WRITTEN REQUEST: Find all the lines with "java" and gather them.

● ● ● ● ● ● ●

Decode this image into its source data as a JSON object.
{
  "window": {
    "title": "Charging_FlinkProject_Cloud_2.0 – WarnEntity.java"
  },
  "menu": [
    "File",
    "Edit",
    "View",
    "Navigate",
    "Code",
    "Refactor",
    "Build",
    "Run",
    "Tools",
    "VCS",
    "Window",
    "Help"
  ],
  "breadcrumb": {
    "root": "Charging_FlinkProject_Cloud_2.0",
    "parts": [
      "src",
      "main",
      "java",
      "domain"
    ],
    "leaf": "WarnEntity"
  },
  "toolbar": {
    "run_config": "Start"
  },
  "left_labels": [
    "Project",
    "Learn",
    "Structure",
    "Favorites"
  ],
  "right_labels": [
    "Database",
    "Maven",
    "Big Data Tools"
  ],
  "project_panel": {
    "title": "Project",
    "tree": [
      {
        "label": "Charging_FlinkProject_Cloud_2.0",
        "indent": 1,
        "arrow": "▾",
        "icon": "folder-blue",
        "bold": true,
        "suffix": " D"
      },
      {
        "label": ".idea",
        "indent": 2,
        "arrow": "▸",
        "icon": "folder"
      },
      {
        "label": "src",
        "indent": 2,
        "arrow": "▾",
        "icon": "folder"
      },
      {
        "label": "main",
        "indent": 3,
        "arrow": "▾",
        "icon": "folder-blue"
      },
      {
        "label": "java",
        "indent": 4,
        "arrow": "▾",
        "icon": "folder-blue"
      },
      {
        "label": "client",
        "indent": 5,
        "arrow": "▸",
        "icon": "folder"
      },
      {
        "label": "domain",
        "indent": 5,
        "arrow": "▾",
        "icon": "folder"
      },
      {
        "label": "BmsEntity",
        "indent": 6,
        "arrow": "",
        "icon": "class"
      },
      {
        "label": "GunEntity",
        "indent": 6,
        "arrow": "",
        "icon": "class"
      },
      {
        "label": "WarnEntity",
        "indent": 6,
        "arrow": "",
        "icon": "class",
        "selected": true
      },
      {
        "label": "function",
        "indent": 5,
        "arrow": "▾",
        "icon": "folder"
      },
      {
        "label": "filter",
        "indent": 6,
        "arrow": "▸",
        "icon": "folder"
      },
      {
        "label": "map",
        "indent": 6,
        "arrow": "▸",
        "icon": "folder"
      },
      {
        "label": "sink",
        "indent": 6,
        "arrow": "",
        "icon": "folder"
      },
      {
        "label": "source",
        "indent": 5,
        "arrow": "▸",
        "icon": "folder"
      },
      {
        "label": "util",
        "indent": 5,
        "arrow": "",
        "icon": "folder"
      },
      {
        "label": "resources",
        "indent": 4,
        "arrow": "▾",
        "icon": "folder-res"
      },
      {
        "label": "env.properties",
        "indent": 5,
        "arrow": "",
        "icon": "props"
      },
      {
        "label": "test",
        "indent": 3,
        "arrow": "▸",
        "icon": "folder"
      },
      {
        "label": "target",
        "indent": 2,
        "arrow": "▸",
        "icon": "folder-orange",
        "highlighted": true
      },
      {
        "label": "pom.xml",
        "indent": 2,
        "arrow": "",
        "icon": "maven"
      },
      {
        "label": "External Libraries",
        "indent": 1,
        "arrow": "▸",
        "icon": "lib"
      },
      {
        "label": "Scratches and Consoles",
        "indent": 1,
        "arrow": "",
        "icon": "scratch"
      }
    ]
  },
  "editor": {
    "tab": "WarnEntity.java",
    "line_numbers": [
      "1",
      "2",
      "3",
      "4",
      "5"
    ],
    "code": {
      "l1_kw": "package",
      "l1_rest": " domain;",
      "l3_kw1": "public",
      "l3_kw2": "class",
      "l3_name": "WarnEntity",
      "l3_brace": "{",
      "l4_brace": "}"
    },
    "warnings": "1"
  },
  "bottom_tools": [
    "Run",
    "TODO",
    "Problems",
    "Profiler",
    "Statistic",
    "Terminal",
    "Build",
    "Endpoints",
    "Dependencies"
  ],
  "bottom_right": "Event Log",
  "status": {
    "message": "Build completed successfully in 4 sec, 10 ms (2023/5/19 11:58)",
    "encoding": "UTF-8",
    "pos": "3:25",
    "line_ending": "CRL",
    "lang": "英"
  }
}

● ● ● ● ● ● ●

COMPLETED TASK:
    "title": "Charging_FlinkProject_Cloud_2.0 – WarnEntity.java"
      "java",
        "label": "java",
    "tab": "WarnEntity.java",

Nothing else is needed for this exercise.